The initial credits for financing the railroad were supplied by Yamhill and Polk county farmers. The San Francisco firm that furnished the rails took mortgage security, and had to resort to foreclosure for collection. Other credit came from Joseph Gaston, who had promoted the Portland-Forest Grove railroad in 1867–70, and who, though possessing but small means in cash, owned lands which he offered as pledges. These financial resources were so inadequate that the project soon fell into receivership, from which it was extricated by Scotch capitalists headed by William Reid, who in 1878–81 invested some $2,500,000 in the property. This capital of the Scotchmen also proved insufficient, a further expenditure of more than $400,000, borrowings by the Oregon receiver in 1885–89, failed to place the railroad on a sound financial basis, and finally the property passed to the Southern Pacific for less than half its original cost, netting to the Scotchmen an apparent loss of some $1,300,000.

So much for the general survey of the history. Now for details.

Farmers of Yamhill and Polk counties had been waiting many years for promised railroad construction, when, in 1877, a narrow gauge scheme was proposed, to extend from steamboat connections at Dayton to Sheridan, twenty miles. The farmers had grown impatient. Joseph Gaston had promised them a railroad in 1867–70, and Ben Holladay in 1870–73. The latter had opened the west side railroad from Portland to Saint Joseph,[1] near McMinnville, in 1872, and then had collapsed financially. Residents of Yamhill and Polk had expected big things from the west side line, and had seen


  1. By way of Forest Grove. At this time the Oregon and California Railroad, operating between Portland and Roseburg, and between Portland and Saint Joseph, could not finance the extensions demanded by the people of Willamette Valley, and the best that it could do was to extend fifty miles in 1878 from Saint Joseph to Corvallis. This period of popular clamor for railroads, which resulted in the narrow gauge project, was a period of depression in the earnings of the Oregon and California lines, brought about partly by low rates, which were due to river competition and by the need of stimulating wheat production, and partly by high cost of replacement construction of trestles, bridges and rails. "The net earnings," writes Mr. Richard Koehler in a recent letter to the writer, "dwindled down to less than was necessary to pay one per cent on the bonds outstanding."

> Requirements:
(1) Do these statements agree with the passage on the Yamhill and Polk railroad? Answer yes or no for each, and quote the deciding words.
(a) The rails came from a Portland firm.
(b) The Scotch capitalists who invested in the property were headed by William Reid.
(c) The narrow gauge scheme of 1877 was to run from Dayton to Sheridan.
(2) Answer these questions from the passage on the Yamhill and Polk railroad:
(a) Which railroad did Joseph Gaston promote in 1867–70?
(b) In what year did Ben Holladay open the west side railroad from Portland to Saint Joseph?
(c) How far did the Oregon and California Railroad extend in 1878, and between which points?

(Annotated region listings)
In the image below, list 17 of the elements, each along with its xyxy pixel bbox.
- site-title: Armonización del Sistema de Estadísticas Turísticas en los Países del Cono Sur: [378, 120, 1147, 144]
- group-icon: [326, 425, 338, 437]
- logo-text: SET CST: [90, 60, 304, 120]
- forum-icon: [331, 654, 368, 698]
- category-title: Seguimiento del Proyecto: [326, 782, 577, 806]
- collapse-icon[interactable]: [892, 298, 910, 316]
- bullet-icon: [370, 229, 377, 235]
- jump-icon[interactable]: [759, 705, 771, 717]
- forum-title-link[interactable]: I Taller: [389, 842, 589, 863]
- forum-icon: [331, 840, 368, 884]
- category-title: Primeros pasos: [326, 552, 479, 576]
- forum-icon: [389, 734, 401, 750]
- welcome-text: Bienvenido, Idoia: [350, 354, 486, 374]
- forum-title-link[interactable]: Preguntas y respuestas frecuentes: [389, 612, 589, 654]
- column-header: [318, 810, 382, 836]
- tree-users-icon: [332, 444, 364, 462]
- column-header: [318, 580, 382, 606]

==

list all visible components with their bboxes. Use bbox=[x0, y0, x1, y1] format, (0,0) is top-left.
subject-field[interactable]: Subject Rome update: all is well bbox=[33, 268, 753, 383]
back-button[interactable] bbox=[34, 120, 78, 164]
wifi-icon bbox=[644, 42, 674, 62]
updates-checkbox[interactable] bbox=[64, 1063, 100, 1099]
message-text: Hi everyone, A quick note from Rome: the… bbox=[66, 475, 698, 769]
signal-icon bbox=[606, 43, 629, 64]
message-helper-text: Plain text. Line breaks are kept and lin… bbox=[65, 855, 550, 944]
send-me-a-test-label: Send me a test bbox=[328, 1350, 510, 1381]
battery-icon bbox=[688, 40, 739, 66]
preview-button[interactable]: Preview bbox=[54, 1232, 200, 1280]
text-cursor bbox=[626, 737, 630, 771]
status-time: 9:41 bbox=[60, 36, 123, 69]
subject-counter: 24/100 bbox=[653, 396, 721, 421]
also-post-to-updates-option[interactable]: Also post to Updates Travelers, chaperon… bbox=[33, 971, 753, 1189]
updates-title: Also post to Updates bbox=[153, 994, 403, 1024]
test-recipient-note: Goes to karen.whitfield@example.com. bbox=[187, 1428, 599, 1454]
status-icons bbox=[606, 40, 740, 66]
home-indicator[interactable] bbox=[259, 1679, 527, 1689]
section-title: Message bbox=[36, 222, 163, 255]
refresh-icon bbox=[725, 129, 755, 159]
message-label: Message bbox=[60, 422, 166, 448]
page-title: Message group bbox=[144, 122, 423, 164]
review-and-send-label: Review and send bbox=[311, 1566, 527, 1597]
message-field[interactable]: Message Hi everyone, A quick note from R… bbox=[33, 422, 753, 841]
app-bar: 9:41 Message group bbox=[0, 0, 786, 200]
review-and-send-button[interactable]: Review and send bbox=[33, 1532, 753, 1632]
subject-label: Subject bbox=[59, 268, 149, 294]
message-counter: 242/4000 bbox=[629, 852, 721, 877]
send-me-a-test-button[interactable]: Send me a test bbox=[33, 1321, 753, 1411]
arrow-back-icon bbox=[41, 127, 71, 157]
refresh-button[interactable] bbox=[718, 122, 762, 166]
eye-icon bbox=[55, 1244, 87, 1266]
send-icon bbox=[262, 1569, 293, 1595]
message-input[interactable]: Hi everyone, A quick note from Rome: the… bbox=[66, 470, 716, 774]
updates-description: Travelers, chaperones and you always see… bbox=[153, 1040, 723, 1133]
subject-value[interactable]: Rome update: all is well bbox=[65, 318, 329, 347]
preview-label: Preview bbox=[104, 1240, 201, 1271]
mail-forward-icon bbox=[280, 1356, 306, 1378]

> List of solutions:
(1)
(a) No: "The San Francisco firm that furnished the rails took mortgage security"
(b) Yes: "extricated by Scotch capitalists headed by William Reid"
(c) Yes: "to extend from steamboat connections at Dayton to Sheridan, twenty miles"

(2)
(a) The Portland-Forest Grove railroad.
(b) 1872.
(c) Fifty miles, from Saint Joseph to Corvallis.